**What the task asks:**
Repeat precisely, and only, the lines between the line containing "Convert this screenshot" and the end of the listing below, both ends included.

**Provided entries:**
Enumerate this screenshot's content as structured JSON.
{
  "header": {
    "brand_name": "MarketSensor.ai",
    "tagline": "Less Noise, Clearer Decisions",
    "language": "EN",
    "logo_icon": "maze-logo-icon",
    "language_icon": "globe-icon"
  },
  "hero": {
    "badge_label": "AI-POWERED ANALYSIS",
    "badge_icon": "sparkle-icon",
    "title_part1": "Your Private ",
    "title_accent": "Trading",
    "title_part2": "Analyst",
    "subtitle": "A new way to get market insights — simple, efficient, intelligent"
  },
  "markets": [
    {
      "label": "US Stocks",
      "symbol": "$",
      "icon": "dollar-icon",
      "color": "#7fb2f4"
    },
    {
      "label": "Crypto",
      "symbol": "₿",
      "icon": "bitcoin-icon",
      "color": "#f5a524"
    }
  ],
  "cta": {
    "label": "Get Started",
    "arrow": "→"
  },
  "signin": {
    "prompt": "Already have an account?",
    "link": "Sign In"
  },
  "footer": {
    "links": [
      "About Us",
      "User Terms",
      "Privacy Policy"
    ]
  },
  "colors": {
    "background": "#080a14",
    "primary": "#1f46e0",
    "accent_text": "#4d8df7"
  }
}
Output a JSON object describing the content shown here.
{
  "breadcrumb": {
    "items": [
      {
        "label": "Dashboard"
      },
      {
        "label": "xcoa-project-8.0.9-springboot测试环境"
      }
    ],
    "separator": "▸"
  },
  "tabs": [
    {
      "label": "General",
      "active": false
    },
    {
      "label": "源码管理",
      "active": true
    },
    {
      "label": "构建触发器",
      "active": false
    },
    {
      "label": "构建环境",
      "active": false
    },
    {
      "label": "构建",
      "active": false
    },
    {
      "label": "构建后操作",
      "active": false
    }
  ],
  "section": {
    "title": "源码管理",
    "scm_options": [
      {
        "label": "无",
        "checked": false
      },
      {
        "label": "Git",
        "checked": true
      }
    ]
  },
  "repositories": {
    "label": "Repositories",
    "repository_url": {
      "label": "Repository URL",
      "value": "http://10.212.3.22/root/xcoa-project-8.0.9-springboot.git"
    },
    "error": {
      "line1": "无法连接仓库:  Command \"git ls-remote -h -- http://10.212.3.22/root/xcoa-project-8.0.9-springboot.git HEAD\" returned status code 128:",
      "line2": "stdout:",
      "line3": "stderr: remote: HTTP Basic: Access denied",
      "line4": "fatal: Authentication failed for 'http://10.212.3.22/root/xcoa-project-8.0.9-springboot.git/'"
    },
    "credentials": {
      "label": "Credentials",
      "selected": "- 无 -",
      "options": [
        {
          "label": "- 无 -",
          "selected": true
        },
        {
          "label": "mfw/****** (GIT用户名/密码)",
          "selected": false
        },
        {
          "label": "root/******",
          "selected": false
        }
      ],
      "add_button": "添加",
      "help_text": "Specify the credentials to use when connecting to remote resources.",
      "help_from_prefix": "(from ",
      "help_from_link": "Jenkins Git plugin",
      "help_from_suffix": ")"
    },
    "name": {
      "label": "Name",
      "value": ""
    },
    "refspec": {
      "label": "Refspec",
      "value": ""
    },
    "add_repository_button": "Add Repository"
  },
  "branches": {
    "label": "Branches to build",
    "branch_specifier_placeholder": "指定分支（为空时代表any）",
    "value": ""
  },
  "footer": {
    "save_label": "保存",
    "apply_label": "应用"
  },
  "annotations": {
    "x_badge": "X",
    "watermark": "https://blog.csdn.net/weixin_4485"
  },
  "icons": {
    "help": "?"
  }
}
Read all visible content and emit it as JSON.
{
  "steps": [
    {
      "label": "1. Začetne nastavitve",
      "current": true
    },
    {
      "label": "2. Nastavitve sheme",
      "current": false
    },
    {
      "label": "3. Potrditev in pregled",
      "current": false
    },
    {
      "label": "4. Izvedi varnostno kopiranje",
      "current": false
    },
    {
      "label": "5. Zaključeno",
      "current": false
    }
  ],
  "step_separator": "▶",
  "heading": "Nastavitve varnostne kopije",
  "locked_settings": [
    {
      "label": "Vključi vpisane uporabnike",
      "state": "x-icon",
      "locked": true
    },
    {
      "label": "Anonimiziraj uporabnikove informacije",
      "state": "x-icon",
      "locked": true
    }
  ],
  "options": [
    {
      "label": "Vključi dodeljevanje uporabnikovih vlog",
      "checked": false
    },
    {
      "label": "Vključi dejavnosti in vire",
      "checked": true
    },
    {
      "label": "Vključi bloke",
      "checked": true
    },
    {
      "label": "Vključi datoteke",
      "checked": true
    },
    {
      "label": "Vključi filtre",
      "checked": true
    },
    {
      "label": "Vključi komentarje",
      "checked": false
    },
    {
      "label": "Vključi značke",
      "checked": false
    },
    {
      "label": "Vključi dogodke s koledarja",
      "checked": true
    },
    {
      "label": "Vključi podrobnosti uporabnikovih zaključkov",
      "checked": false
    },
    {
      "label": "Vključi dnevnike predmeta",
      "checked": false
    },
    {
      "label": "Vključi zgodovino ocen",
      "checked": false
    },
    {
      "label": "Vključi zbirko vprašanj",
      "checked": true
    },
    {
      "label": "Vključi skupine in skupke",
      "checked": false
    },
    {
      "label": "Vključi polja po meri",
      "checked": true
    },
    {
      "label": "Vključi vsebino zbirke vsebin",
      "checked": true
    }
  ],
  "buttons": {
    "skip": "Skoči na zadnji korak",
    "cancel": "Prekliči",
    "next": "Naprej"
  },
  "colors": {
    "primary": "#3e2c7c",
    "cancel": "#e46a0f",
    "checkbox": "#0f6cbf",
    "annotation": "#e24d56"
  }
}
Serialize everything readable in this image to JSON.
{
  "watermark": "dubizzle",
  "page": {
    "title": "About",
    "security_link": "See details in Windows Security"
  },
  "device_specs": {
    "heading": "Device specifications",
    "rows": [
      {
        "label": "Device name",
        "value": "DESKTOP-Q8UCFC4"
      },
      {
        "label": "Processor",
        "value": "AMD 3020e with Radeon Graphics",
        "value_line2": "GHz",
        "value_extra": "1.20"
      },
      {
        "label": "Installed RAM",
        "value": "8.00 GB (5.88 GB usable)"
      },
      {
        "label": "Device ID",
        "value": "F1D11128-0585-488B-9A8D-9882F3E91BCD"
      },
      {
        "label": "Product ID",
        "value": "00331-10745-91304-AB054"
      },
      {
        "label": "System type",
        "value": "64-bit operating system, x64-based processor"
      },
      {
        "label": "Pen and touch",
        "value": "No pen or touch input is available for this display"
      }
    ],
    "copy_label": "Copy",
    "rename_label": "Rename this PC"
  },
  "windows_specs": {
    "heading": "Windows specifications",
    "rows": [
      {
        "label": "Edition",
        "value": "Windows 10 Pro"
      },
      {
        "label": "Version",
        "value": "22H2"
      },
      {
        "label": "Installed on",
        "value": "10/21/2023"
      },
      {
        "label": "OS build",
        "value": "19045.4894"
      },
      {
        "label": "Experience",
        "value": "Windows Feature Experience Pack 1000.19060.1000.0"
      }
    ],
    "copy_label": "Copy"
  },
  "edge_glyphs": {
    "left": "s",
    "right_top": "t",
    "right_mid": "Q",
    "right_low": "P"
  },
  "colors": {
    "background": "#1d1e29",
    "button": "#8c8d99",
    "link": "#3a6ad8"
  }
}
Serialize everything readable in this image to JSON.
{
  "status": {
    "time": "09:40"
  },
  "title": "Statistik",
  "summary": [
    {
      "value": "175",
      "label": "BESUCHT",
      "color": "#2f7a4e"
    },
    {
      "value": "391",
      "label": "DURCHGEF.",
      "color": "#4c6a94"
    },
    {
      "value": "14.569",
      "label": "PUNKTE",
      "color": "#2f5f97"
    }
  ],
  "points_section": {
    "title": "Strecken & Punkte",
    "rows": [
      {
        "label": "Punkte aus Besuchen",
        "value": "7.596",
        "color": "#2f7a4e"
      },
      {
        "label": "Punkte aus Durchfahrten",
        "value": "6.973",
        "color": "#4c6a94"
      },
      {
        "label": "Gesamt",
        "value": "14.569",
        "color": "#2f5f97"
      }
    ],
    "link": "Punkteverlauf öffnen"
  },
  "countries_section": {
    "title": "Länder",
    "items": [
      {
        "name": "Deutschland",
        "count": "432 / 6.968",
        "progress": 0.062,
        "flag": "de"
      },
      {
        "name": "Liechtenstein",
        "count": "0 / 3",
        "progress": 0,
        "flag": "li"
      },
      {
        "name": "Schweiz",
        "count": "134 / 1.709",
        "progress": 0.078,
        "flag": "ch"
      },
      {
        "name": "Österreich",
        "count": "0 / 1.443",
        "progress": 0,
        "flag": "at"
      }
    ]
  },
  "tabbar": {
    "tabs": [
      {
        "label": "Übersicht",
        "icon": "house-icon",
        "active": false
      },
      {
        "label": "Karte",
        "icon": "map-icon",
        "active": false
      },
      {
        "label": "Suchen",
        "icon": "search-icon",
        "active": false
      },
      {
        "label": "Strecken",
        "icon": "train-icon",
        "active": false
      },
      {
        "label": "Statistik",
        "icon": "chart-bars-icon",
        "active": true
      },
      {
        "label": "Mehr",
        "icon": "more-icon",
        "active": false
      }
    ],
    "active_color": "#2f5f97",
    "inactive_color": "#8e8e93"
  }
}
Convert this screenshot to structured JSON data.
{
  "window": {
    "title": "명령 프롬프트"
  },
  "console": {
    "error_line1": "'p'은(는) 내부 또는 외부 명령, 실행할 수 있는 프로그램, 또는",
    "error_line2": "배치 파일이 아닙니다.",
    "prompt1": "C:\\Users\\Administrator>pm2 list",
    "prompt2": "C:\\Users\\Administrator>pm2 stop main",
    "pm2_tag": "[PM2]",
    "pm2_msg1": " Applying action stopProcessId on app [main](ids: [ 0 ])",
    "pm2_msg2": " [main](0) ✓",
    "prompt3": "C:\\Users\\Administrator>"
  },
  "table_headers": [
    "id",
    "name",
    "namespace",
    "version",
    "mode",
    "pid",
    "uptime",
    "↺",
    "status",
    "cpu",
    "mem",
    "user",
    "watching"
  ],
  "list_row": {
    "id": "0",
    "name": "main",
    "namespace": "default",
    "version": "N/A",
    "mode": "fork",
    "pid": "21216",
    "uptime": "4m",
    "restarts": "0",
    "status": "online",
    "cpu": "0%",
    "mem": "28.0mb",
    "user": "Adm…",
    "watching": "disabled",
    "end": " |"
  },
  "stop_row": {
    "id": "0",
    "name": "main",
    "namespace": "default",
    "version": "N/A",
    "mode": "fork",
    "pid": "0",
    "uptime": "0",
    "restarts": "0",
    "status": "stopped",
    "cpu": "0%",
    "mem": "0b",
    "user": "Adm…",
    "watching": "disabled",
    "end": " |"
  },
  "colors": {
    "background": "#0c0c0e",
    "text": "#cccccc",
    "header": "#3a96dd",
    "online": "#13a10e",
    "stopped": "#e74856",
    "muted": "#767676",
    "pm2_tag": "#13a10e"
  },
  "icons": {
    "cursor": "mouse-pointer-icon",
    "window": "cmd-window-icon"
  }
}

**Result:**
Convert this screenshot to structured JSON data.
{
  "window": {
    "title": "명령 프롬프트"
  },
  "console": {
    "error_line1": "'p'은(는) 내부 또는 외부 명령, 실행할 수 있는 프로그램, 또는",
    "error_line2": "배치 파일이 아닙니다.",
    "prompt1": "C:\\Users\\Administrator>pm2 list",
    "prompt2": "C:\\Users\\Administrator>pm2 stop main",
    "pm2_tag": "[PM2]",
    "pm2_msg1": " Applying action stopProcessId on app [main](ids: [ 0 ])",
    "pm2_msg2": " [main](0) ✓",
    "prompt3": "C:\\Users\\Administrator>"
  },
  "table_headers": [
    "id",
    "name",
    "namespace",
    "version",
    "mode",
    "pid",
    "uptime",
    "↺",
    "status",
    "cpu",
    "mem",
    "user",
    "watching"
  ],
  "list_row": {
    "id": "0",
    "name": "main",
    "namespace": "default",
    "version": "N/A",
    "mode": "fork",
    "pid": "21216",
    "uptime": "4m",
    "restarts": "0",
    "status": "online",
    "cpu": "0%",
    "mem": "28.0mb",
    "user": "Adm…",
    "watching": "disabled",
    "end": " |"
  },
  "stop_row": {
    "id": "0",
    "name": "main",
    "namespace": "default",
    "version": "N/A",
    "mode": "fork",
    "pid": "0",
    "uptime": "0",
    "restarts": "0",
    "status": "stopped",
    "cpu": "0%",
    "mem": "0b",
    "user": "Adm…",
    "watching": "disabled",
    "end": " |"
  },
  "colors": {
    "background": "#0c0c0e",
    "text": "#cccccc",
    "header": "#3a96dd",
    "online": "#13a10e",
    "stopped": "#e74856",
    "muted": "#767676",
    "pm2_tag": "#13a10e"
  },
  "icons": {
    "cursor": "mouse-pointer-icon",
    "window": "cmd-window-icon"
  }
}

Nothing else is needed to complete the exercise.